# GIVEN EXERCISE
Every line that contains the word "United" should be copied out.

# TASK MATERIAL
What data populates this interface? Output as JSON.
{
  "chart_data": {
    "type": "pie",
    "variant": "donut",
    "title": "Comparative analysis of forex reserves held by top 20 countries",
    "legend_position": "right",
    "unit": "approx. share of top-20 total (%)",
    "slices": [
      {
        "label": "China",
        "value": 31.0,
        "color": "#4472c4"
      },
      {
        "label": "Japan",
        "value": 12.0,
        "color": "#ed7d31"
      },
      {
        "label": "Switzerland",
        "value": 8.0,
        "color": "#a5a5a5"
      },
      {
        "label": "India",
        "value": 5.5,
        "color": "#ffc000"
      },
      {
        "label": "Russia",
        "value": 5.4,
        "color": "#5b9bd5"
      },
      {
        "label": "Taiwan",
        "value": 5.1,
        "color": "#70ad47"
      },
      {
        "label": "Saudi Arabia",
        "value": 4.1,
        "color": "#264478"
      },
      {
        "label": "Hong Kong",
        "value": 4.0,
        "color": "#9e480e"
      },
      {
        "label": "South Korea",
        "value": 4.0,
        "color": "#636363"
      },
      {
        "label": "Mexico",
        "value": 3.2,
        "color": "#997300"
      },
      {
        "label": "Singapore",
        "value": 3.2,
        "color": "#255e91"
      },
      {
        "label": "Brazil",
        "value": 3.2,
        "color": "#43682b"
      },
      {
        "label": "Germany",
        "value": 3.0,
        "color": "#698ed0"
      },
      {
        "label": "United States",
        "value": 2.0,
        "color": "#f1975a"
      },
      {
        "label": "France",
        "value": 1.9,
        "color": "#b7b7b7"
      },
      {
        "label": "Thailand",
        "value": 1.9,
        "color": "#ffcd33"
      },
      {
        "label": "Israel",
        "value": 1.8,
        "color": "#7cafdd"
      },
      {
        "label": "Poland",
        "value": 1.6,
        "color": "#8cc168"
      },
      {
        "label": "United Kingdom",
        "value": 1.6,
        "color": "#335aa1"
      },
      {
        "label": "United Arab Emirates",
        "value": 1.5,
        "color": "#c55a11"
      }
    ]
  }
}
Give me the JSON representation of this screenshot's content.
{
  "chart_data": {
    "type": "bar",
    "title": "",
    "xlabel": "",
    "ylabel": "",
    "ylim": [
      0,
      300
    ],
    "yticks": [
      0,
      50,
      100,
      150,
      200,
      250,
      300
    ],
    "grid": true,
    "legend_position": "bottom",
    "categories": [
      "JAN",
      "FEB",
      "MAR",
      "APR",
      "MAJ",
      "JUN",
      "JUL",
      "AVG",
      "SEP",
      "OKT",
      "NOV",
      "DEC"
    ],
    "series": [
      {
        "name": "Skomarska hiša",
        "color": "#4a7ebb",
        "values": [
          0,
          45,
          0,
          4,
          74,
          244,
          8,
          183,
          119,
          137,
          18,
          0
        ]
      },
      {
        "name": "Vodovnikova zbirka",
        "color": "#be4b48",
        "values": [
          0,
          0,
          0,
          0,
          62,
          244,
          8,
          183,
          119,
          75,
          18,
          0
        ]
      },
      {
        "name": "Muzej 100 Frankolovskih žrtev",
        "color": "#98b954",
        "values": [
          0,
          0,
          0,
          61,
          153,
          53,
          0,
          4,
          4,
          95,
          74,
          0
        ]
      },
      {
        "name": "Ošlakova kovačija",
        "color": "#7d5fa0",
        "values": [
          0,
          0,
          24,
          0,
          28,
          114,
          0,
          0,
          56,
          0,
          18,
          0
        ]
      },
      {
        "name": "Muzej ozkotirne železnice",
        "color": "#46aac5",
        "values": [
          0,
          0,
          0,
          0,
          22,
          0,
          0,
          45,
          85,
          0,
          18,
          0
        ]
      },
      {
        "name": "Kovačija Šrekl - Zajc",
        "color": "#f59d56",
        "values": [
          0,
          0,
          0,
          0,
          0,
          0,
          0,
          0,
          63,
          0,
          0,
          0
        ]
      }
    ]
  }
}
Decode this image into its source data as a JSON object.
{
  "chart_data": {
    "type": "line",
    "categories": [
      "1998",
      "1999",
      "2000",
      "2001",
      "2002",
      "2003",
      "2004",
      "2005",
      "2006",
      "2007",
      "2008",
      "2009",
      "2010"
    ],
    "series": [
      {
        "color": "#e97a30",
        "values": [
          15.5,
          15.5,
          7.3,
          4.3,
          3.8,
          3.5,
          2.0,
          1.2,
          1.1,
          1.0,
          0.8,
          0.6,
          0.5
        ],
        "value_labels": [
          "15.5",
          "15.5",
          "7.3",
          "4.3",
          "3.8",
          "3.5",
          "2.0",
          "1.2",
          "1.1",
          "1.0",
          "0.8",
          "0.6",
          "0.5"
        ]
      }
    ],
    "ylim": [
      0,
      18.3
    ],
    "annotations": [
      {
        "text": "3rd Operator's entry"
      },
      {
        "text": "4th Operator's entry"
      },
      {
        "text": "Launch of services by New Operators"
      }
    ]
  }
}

==

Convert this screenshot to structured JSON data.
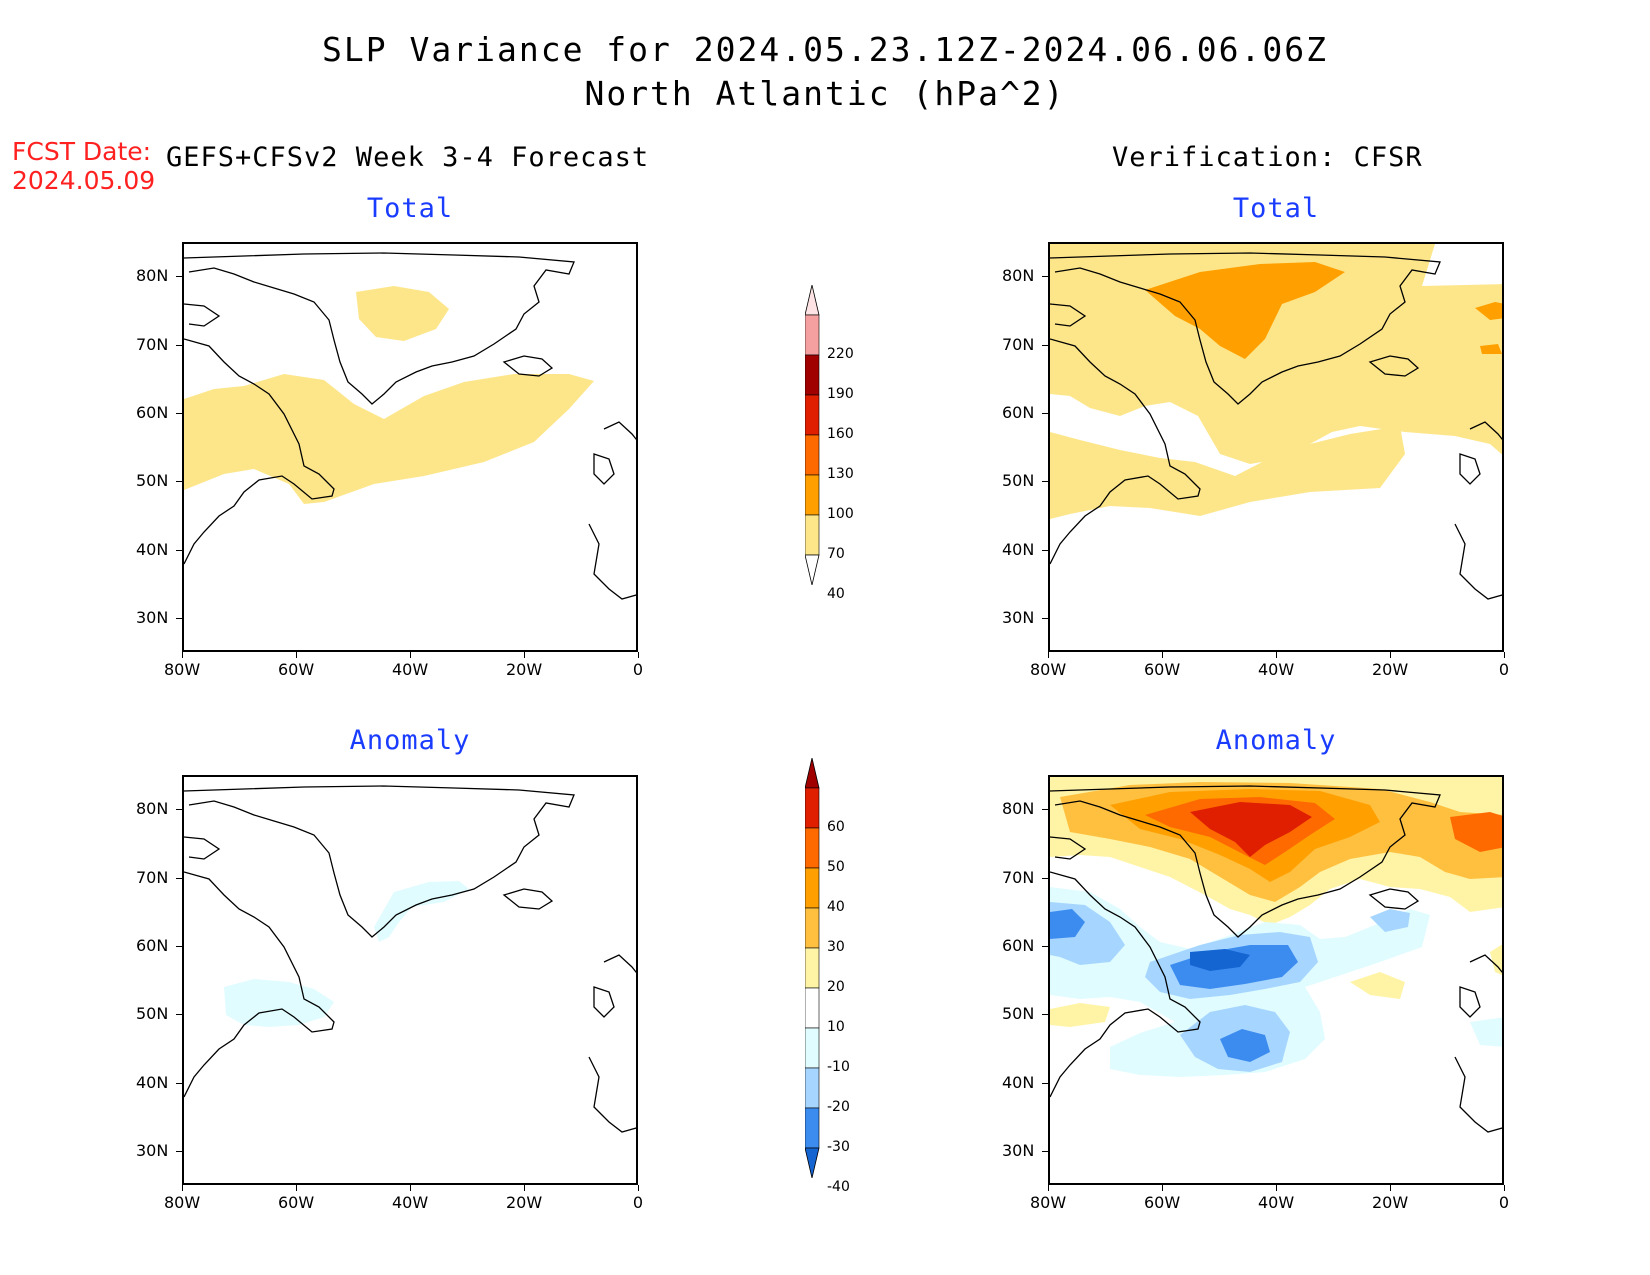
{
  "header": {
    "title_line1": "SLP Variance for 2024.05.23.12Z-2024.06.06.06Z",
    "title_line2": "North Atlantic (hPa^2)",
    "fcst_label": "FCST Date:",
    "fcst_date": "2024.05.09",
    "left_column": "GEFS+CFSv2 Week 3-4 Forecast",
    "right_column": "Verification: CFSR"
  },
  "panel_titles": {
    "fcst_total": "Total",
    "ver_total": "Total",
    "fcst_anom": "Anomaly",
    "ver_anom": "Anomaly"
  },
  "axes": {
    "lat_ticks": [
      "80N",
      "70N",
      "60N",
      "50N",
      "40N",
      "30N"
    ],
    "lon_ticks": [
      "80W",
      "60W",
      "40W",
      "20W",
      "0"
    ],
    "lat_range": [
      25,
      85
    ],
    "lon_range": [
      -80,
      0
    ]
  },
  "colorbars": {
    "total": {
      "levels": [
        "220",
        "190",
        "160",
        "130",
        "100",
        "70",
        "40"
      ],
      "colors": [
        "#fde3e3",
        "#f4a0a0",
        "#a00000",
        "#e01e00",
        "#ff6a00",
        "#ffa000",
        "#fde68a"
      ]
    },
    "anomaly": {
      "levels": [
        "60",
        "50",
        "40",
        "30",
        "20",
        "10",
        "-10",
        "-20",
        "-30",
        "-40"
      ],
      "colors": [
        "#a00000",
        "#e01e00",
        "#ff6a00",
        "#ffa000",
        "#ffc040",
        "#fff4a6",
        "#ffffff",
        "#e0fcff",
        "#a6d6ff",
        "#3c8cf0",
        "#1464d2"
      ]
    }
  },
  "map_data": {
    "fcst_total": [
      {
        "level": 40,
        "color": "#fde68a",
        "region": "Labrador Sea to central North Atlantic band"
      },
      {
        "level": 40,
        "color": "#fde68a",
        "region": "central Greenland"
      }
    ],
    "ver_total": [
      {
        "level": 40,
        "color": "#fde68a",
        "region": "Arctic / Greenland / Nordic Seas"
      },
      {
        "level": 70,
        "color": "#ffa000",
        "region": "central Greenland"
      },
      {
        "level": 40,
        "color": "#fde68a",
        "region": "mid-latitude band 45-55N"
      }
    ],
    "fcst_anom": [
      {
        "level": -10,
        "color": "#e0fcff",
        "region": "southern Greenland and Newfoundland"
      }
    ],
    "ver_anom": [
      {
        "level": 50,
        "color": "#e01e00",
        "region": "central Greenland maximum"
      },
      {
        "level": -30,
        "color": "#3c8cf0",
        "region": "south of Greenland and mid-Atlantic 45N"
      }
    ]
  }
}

# OUTPUT BELOW
        "label": "United States",
        "label": "United Kingdom",
        "label": "United Arab Emirates",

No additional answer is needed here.